What is required: Select lines where the word "legend" appears.

Entries shown:
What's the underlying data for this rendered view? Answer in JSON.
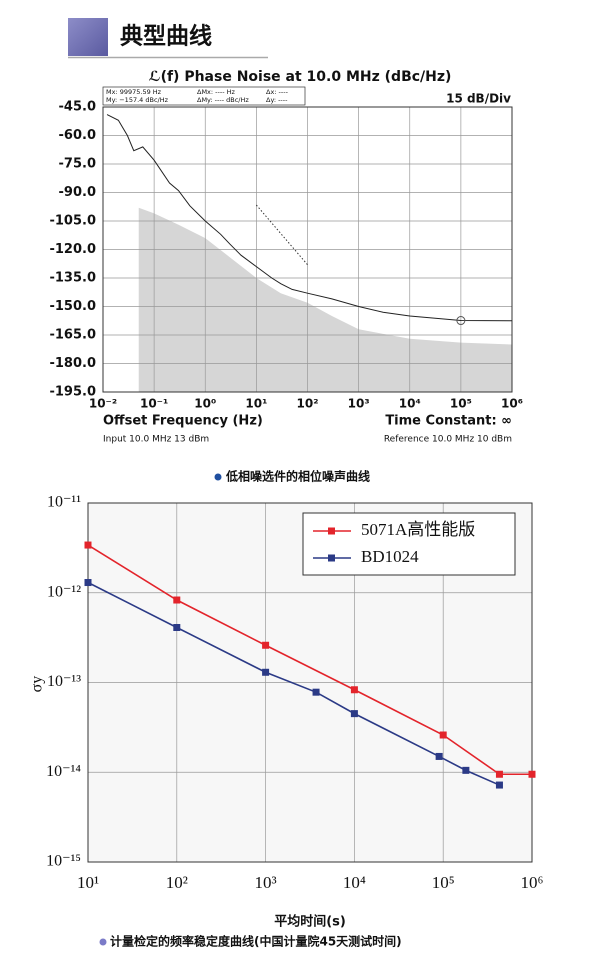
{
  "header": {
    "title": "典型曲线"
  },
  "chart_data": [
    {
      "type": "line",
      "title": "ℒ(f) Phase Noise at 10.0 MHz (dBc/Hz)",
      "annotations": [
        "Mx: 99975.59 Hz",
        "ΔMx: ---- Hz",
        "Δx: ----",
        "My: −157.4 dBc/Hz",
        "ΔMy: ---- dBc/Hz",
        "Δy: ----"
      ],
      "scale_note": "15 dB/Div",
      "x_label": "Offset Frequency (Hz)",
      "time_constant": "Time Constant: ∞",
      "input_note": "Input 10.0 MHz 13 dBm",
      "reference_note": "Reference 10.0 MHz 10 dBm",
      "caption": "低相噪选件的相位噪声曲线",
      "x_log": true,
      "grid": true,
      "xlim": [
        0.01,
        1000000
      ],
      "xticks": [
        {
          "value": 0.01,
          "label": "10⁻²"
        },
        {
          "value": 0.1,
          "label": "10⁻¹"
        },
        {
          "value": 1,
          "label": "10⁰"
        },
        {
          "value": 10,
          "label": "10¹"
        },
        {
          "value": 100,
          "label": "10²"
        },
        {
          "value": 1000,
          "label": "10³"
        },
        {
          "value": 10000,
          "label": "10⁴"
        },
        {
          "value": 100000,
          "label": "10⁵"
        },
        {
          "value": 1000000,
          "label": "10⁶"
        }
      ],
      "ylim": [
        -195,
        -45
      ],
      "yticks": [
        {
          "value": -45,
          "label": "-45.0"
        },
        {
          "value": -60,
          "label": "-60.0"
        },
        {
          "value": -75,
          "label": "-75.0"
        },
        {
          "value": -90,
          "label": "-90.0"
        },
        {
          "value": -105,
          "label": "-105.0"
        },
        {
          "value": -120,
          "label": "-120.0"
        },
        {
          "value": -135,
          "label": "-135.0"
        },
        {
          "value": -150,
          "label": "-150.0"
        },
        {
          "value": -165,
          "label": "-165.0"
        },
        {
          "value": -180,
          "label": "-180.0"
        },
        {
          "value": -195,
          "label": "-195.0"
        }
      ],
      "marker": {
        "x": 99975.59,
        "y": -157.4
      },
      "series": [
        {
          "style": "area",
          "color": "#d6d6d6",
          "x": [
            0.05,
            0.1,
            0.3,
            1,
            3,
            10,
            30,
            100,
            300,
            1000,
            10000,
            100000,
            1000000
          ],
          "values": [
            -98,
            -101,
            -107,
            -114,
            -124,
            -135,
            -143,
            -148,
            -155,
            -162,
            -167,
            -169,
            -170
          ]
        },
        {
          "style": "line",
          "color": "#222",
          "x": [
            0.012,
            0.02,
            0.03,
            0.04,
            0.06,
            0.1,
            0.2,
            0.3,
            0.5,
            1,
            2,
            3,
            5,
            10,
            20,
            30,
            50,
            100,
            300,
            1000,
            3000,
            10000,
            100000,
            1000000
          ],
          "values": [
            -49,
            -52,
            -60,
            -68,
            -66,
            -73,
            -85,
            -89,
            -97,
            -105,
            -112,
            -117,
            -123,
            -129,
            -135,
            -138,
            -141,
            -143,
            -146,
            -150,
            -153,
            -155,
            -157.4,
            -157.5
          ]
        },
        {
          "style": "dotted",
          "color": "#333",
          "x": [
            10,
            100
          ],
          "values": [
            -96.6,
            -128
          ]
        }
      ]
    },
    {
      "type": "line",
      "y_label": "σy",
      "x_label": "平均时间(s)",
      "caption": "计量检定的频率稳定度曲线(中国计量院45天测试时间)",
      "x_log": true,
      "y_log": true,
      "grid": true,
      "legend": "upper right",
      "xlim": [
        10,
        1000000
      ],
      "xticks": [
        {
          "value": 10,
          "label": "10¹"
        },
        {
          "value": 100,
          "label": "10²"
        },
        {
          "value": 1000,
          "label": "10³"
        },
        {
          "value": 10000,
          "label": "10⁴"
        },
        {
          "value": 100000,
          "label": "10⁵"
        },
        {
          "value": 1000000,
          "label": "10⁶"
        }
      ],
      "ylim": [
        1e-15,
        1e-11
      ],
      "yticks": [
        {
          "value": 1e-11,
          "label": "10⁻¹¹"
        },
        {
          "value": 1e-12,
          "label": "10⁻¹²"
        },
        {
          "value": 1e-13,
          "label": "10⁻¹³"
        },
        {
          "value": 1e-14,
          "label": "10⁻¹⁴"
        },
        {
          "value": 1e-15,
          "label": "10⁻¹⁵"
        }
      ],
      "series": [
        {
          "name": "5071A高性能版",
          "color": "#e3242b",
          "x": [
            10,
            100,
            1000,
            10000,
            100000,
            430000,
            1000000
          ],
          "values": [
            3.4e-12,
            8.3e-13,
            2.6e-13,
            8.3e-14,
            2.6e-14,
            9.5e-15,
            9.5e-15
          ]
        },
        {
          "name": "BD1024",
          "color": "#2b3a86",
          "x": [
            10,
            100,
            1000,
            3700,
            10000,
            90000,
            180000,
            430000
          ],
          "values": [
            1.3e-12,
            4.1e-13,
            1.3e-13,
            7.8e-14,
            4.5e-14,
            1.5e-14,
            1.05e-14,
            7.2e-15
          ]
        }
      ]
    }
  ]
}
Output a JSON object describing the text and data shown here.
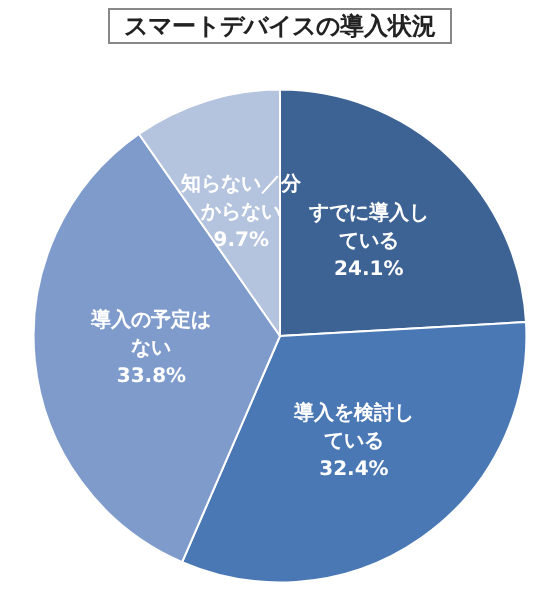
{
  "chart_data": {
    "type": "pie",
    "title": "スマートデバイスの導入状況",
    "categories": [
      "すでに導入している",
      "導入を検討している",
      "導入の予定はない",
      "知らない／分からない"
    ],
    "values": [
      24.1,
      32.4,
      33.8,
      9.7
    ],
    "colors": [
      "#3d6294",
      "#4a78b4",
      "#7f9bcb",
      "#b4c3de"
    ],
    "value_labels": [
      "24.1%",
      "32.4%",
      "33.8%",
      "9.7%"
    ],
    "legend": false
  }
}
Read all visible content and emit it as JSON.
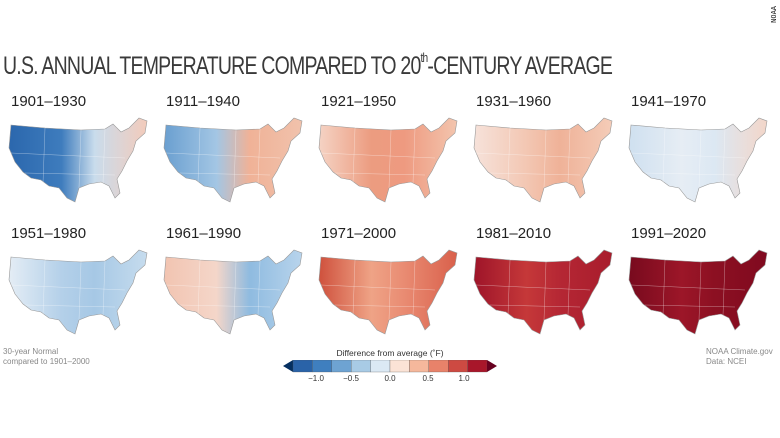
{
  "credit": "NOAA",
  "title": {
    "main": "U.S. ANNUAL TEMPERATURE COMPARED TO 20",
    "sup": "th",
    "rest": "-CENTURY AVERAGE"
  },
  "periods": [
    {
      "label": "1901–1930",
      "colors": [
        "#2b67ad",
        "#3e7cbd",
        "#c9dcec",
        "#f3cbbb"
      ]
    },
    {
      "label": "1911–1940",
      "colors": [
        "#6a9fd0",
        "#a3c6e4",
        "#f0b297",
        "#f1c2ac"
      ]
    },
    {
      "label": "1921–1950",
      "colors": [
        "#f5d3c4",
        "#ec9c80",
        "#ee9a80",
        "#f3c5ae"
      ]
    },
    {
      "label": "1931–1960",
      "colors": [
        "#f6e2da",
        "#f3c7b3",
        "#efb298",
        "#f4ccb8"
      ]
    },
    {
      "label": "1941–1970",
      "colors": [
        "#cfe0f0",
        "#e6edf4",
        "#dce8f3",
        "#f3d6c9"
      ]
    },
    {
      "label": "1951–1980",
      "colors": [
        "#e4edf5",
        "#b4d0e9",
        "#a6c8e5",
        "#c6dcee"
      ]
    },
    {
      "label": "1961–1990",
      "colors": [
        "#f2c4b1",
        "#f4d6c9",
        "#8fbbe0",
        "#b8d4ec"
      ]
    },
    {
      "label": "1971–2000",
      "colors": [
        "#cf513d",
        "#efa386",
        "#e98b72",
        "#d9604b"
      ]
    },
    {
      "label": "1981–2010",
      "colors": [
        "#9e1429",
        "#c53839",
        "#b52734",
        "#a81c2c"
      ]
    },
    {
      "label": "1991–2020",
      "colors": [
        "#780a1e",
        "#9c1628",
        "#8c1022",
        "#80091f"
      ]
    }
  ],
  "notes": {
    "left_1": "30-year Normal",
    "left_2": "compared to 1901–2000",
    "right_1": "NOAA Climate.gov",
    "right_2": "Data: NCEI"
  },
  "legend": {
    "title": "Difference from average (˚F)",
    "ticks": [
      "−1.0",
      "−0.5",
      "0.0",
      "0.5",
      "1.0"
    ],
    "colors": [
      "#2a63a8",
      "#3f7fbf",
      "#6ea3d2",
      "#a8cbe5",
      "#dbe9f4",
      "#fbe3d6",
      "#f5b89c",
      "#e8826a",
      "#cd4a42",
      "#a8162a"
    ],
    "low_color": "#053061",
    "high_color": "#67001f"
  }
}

Result for this task:
      "legend": "upper right",
    "legend": false
  "legend": {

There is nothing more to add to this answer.